→ **THE RECORDS**
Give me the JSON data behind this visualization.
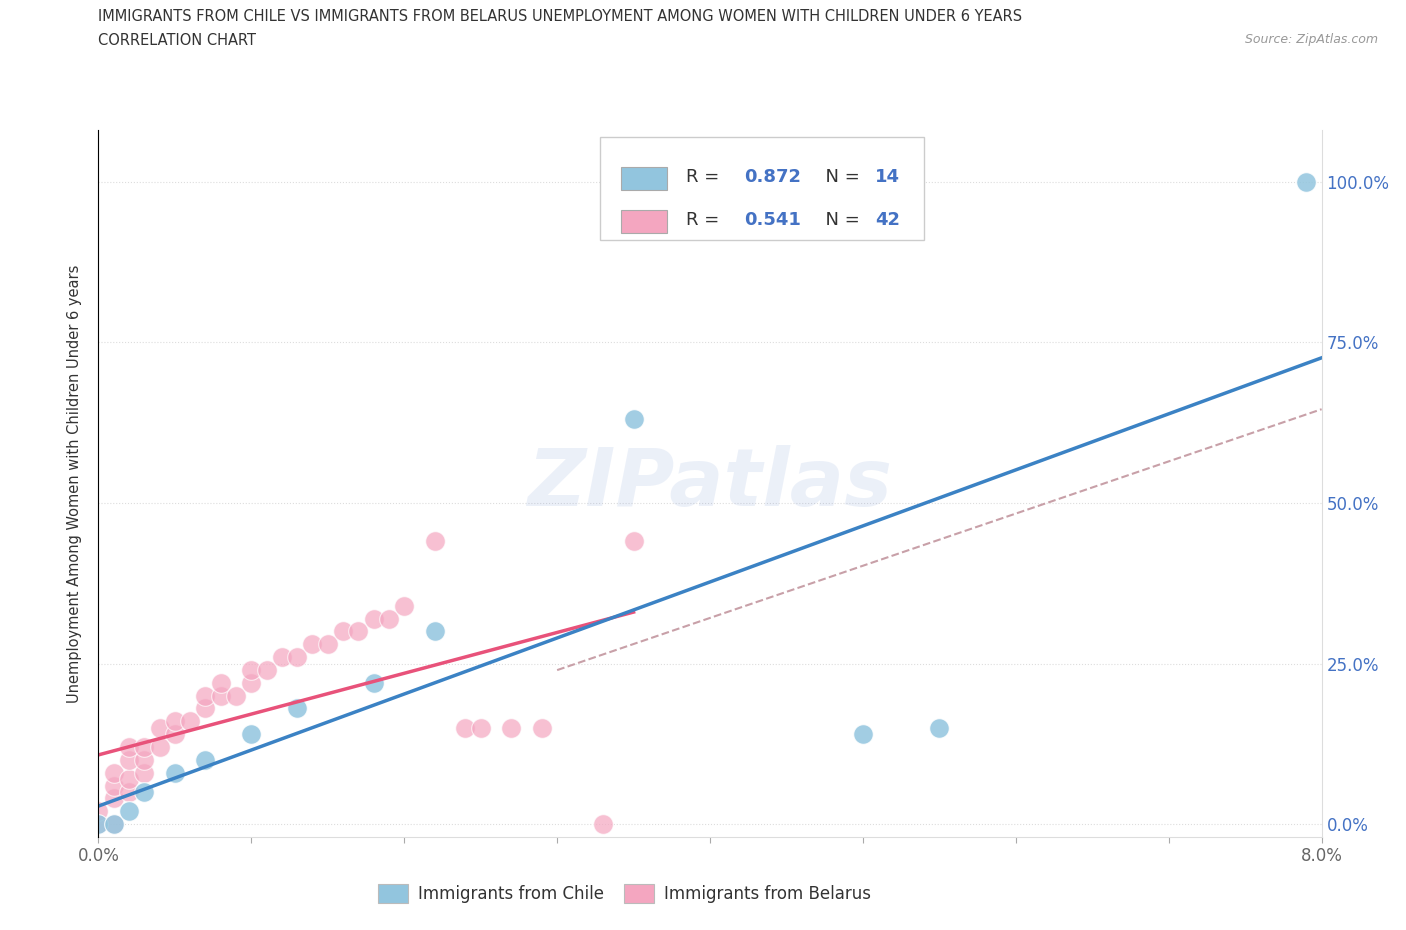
{
  "title_line1": "IMMIGRANTS FROM CHILE VS IMMIGRANTS FROM BELARUS UNEMPLOYMENT AMONG WOMEN WITH CHILDREN UNDER 6 YEARS",
  "title_line2": "CORRELATION CHART",
  "source_text": "Source: ZipAtlas.com",
  "ylabel": "Unemployment Among Women with Children Under 6 years",
  "xlim": [
    0.0,
    0.08
  ],
  "ylim": [
    -0.02,
    1.08
  ],
  "xticks": [
    0.0,
    0.01,
    0.02,
    0.03,
    0.04,
    0.05,
    0.06,
    0.07,
    0.08
  ],
  "xticklabels": [
    "0.0%",
    "",
    "",
    "",
    "",
    "",
    "",
    "",
    "8.0%"
  ],
  "yticks": [
    0.0,
    0.25,
    0.5,
    0.75,
    1.0
  ],
  "yticklabels": [
    "0.0%",
    "25.0%",
    "50.0%",
    "75.0%",
    "100.0%"
  ],
  "chile_color": "#92c5de",
  "belarus_color": "#f4a6c0",
  "chile_line_color": "#3b82c4",
  "belarus_line_color": "#e8527a",
  "dashed_line_color": "#c8a0a8",
  "R_chile": 0.872,
  "N_chile": 14,
  "R_belarus": 0.541,
  "N_belarus": 42,
  "stat_color": "#4472c4",
  "watermark": "ZIPatlas",
  "chile_scatter": [
    [
      0.0,
      0.0
    ],
    [
      0.001,
      0.0
    ],
    [
      0.002,
      0.02
    ],
    [
      0.003,
      0.05
    ],
    [
      0.005,
      0.08
    ],
    [
      0.007,
      0.1
    ],
    [
      0.01,
      0.14
    ],
    [
      0.013,
      0.18
    ],
    [
      0.018,
      0.22
    ],
    [
      0.022,
      0.3
    ],
    [
      0.035,
      0.63
    ],
    [
      0.05,
      0.14
    ],
    [
      0.055,
      0.15
    ],
    [
      0.079,
      1.0
    ]
  ],
  "belarus_scatter": [
    [
      0.0,
      0.0
    ],
    [
      0.0,
      0.02
    ],
    [
      0.001,
      0.0
    ],
    [
      0.001,
      0.04
    ],
    [
      0.001,
      0.06
    ],
    [
      0.001,
      0.08
    ],
    [
      0.002,
      0.05
    ],
    [
      0.002,
      0.07
    ],
    [
      0.002,
      0.1
    ],
    [
      0.002,
      0.12
    ],
    [
      0.003,
      0.08
    ],
    [
      0.003,
      0.1
    ],
    [
      0.003,
      0.12
    ],
    [
      0.004,
      0.12
    ],
    [
      0.004,
      0.15
    ],
    [
      0.005,
      0.14
    ],
    [
      0.005,
      0.16
    ],
    [
      0.006,
      0.16
    ],
    [
      0.007,
      0.18
    ],
    [
      0.007,
      0.2
    ],
    [
      0.008,
      0.2
    ],
    [
      0.008,
      0.22
    ],
    [
      0.009,
      0.2
    ],
    [
      0.01,
      0.22
    ],
    [
      0.01,
      0.24
    ],
    [
      0.011,
      0.24
    ],
    [
      0.012,
      0.26
    ],
    [
      0.013,
      0.26
    ],
    [
      0.014,
      0.28
    ],
    [
      0.015,
      0.28
    ],
    [
      0.016,
      0.3
    ],
    [
      0.017,
      0.3
    ],
    [
      0.018,
      0.32
    ],
    [
      0.019,
      0.32
    ],
    [
      0.02,
      0.34
    ],
    [
      0.022,
      0.44
    ],
    [
      0.024,
      0.15
    ],
    [
      0.025,
      0.15
    ],
    [
      0.027,
      0.15
    ],
    [
      0.029,
      0.15
    ],
    [
      0.033,
      0.0
    ],
    [
      0.035,
      0.44
    ]
  ]
}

→ **EXERCISE OBJECTIVE**
Pictures don't belong in the copy. Restate all the entries exactly.

→ **SOLVED PROBLEM**
Give me the JSON data behind this visualization.
{
  "title_line1": "IMMIGRANTS FROM CHILE VS IMMIGRANTS FROM BELARUS UNEMPLOYMENT AMONG WOMEN WITH CHILDREN UNDER 6 YEARS",
  "title_line2": "CORRELATION CHART",
  "source_text": "Source: ZipAtlas.com",
  "ylabel": "Unemployment Among Women with Children Under 6 years",
  "xlim": [
    0.0,
    0.08
  ],
  "ylim": [
    -0.02,
    1.08
  ],
  "xticks": [
    0.0,
    0.01,
    0.02,
    0.03,
    0.04,
    0.05,
    0.06,
    0.07,
    0.08
  ],
  "xticklabels": [
    "0.0%",
    "",
    "",
    "",
    "",
    "",
    "",
    "",
    "8.0%"
  ],
  "yticks": [
    0.0,
    0.25,
    0.5,
    0.75,
    1.0
  ],
  "yticklabels": [
    "0.0%",
    "25.0%",
    "50.0%",
    "75.0%",
    "100.0%"
  ],
  "chile_color": "#92c5de",
  "belarus_color": "#f4a6c0",
  "chile_line_color": "#3b82c4",
  "belarus_line_color": "#e8527a",
  "dashed_line_color": "#c8a0a8",
  "R_chile": 0.872,
  "N_chile": 14,
  "R_belarus": 0.541,
  "N_belarus": 42,
  "stat_color": "#4472c4",
  "watermark": "ZIPatlas",
  "chile_scatter": [
    [
      0.0,
      0.0
    ],
    [
      0.001,
      0.0
    ],
    [
      0.002,
      0.02
    ],
    [
      0.003,
      0.05
    ],
    [
      0.005,
      0.08
    ],
    [
      0.007,
      0.1
    ],
    [
      0.01,
      0.14
    ],
    [
      0.013,
      0.18
    ],
    [
      0.018,
      0.22
    ],
    [
      0.022,
      0.3
    ],
    [
      0.035,
      0.63
    ],
    [
      0.05,
      0.14
    ],
    [
      0.055,
      0.15
    ],
    [
      0.079,
      1.0
    ]
  ],
  "belarus_scatter": [
    [
      0.0,
      0.0
    ],
    [
      0.0,
      0.02
    ],
    [
      0.001,
      0.0
    ],
    [
      0.001,
      0.04
    ],
    [
      0.001,
      0.06
    ],
    [
      0.001,
      0.08
    ],
    [
      0.002,
      0.05
    ],
    [
      0.002,
      0.07
    ],
    [
      0.002,
      0.1
    ],
    [
      0.002,
      0.12
    ],
    [
      0.003,
      0.08
    ],
    [
      0.003,
      0.1
    ],
    [
      0.003,
      0.12
    ],
    [
      0.004,
      0.12
    ],
    [
      0.004,
      0.15
    ],
    [
      0.005,
      0.14
    ],
    [
      0.005,
      0.16
    ],
    [
      0.006,
      0.16
    ],
    [
      0.007,
      0.18
    ],
    [
      0.007,
      0.2
    ],
    [
      0.008,
      0.2
    ],
    [
      0.008,
      0.22
    ],
    [
      0.009,
      0.2
    ],
    [
      0.01,
      0.22
    ],
    [
      0.01,
      0.24
    ],
    [
      0.011,
      0.24
    ],
    [
      0.012,
      0.26
    ],
    [
      0.013,
      0.26
    ],
    [
      0.014,
      0.28
    ],
    [
      0.015,
      0.28
    ],
    [
      0.016,
      0.3
    ],
    [
      0.017,
      0.3
    ],
    [
      0.018,
      0.32
    ],
    [
      0.019,
      0.32
    ],
    [
      0.02,
      0.34
    ],
    [
      0.022,
      0.44
    ],
    [
      0.024,
      0.15
    ],
    [
      0.025,
      0.15
    ],
    [
      0.027,
      0.15
    ],
    [
      0.029,
      0.15
    ],
    [
      0.033,
      0.0
    ],
    [
      0.035,
      0.44
    ]
  ]
}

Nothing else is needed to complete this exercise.